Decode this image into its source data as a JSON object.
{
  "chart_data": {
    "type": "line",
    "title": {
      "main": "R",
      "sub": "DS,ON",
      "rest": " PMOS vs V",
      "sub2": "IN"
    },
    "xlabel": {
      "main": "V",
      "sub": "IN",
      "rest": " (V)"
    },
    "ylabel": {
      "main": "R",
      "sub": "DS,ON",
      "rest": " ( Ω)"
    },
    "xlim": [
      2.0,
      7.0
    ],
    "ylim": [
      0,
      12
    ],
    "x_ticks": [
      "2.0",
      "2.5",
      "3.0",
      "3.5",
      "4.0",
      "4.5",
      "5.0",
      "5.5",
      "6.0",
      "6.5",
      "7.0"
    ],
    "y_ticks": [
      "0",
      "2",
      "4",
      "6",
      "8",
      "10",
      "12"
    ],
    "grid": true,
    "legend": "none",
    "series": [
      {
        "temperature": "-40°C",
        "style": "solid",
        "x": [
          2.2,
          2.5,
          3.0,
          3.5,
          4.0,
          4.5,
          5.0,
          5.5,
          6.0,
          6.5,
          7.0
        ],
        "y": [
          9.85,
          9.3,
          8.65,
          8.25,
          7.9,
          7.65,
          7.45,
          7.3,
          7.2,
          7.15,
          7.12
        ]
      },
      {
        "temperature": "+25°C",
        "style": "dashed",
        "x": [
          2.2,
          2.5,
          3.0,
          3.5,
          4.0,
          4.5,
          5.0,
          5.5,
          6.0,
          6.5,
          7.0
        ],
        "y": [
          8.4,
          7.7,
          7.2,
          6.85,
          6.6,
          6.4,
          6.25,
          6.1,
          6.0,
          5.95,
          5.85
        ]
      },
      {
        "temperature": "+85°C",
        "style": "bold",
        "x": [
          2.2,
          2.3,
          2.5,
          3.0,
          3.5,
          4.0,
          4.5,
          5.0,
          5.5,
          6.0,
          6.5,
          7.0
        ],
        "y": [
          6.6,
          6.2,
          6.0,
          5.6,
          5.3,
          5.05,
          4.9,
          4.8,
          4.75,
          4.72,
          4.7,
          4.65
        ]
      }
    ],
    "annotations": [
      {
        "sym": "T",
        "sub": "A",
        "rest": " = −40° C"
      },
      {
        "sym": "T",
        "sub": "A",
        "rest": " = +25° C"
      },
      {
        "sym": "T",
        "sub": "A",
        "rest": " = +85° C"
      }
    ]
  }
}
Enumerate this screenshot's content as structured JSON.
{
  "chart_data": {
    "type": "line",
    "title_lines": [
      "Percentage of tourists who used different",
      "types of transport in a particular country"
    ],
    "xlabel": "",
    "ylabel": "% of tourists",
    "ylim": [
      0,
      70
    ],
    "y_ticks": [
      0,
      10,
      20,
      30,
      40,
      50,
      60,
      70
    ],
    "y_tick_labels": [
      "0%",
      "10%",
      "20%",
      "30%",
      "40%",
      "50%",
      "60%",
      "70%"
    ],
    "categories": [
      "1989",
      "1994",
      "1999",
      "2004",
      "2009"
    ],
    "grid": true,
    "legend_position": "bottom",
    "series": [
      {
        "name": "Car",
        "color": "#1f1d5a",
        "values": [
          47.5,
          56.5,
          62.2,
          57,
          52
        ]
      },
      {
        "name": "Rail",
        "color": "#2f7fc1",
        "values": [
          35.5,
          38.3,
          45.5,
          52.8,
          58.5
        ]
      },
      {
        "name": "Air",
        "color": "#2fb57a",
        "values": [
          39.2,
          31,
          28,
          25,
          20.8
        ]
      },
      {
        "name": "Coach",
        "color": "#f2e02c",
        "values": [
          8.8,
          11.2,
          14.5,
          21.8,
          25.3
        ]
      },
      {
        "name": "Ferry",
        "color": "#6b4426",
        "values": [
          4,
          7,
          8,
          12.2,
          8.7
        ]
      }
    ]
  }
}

====

- **TASK TO CARRY OUT**
Go through the records and print each one exactly.

- **REPLY**
Decode this image into its source data as a JSON object.
{
  "chart_data": {
    "type": "line",
    "title": {
      "main": "R",
      "sub": "DS,ON",
      "rest": " PMOS vs V",
      "sub2": "IN"
    },
    "xlabel": {
      "main": "V",
      "sub": "IN",
      "rest": " (V)"
    },
    "ylabel": {
      "main": "R",
      "sub": "DS,ON",
      "rest": " ( Ω)"
    },
    "xlim": [
      2.0,
      7.0
    ],
    "ylim": [
      0,
      12
    ],
    "x_ticks": [
      "2.0",
      "2.5",
      "3.0",
      "3.5",
      "4.0",
      "4.5",
      "5.0",
      "5.5",
      "6.0",
      "6.5",
      "7.0"
    ],
    "y_ticks": [
      "0",
      "2",
      "4",
      "6",
      "8",
      "10",
      "12"
    ],
    "grid": true,
    "legend": "none",
    "series": [
      {
        "temperature": "-40°C",
        "style": "solid",
        "x": [
          2.2,
          2.5,
          3.0,
          3.5,
          4.0,
          4.5,
          5.0,
          5.5,
          6.0,
          6.5,
          7.0
        ],
        "y": [
          9.85,
          9.3,
          8.65,
          8.25,
          7.9,
          7.65,
          7.45,
          7.3,
          7.2,
          7.15,
          7.12
        ]
      },
      {
        "temperature": "+25°C",
        "style": "dashed",
        "x": [
          2.2,
          2.5,
          3.0,
          3.5,
          4.0,
          4.5,
          5.0,
          5.5,
          6.0,
          6.5,
          7.0
        ],
        "y": [
          8.4,
          7.7,
          7.2,
          6.85,
          6.6,
          6.4,
          6.25,
          6.1,
          6.0,
          5.95,
          5.85
        ]
      },
      {
        "temperature": "+85°C",
        "style": "bold",
        "x": [
          2.2,
          2.3,
          2.5,
          3.0,
          3.5,
          4.0,
          4.5,
          5.0,
          5.5,
          6.0,
          6.5,
          7.0
        ],
        "y": [
          6.6,
          6.2,
          6.0,
          5.6,
          5.3,
          5.05,
          4.9,
          4.8,
          4.75,
          4.72,
          4.7,
          4.65
        ]
      }
    ],
    "annotations": [
      {
        "sym": "T",
        "sub": "A",
        "rest": " = −40° C"
      },
      {
        "sym": "T",
        "sub": "A",
        "rest": " = +25° C"
      },
      {
        "sym": "T",
        "sub": "A",
        "rest": " = +85° C"
      }
    ]
  }
}
Enumerate this screenshot's content as structured JSON.
{
  "chart_data": {
    "type": "line",
    "title_lines": [
      "Percentage of tourists who used different",
      "types of transport in a particular country"
    ],
    "xlabel": "",
    "ylabel": "% of tourists",
    "ylim": [
      0,
      70
    ],
    "y_ticks": [
      0,
      10,
      20,
      30,
      40,
      50,
      60,
      70
    ],
    "y_tick_labels": [
      "0%",
      "10%",
      "20%",
      "30%",
      "40%",
      "50%",
      "60%",
      "70%"
    ],
    "categories": [
      "1989",
      "1994",
      "1999",
      "2004",
      "2009"
    ],
    "grid": true,
    "legend_position": "bottom",
    "series": [
      {
        "name": "Car",
        "color": "#1f1d5a",
        "values": [
          47.5,
          56.5,
          62.2,
          57,
          52
        ]
      },
      {
        "name": "Rail",
        "color": "#2f7fc1",
        "values": [
          35.5,
          38.3,
          45.5,
          52.8,
          58.5
        ]
      },
      {
        "name": "Air",
        "color": "#2fb57a",
        "values": [
          39.2,
          31,
          28,
          25,
          20.8
        ]
      },
      {
        "name": "Coach",
        "color": "#f2e02c",
        "values": [
          8.8,
          11.2,
          14.5,
          21.8,
          25.3
        ]
      },
      {
        "name": "Ferry",
        "color": "#6b4426",
        "values": [
          4,
          7,
          8,
          12.2,
          8.7
        ]
      }
    ]
  }
}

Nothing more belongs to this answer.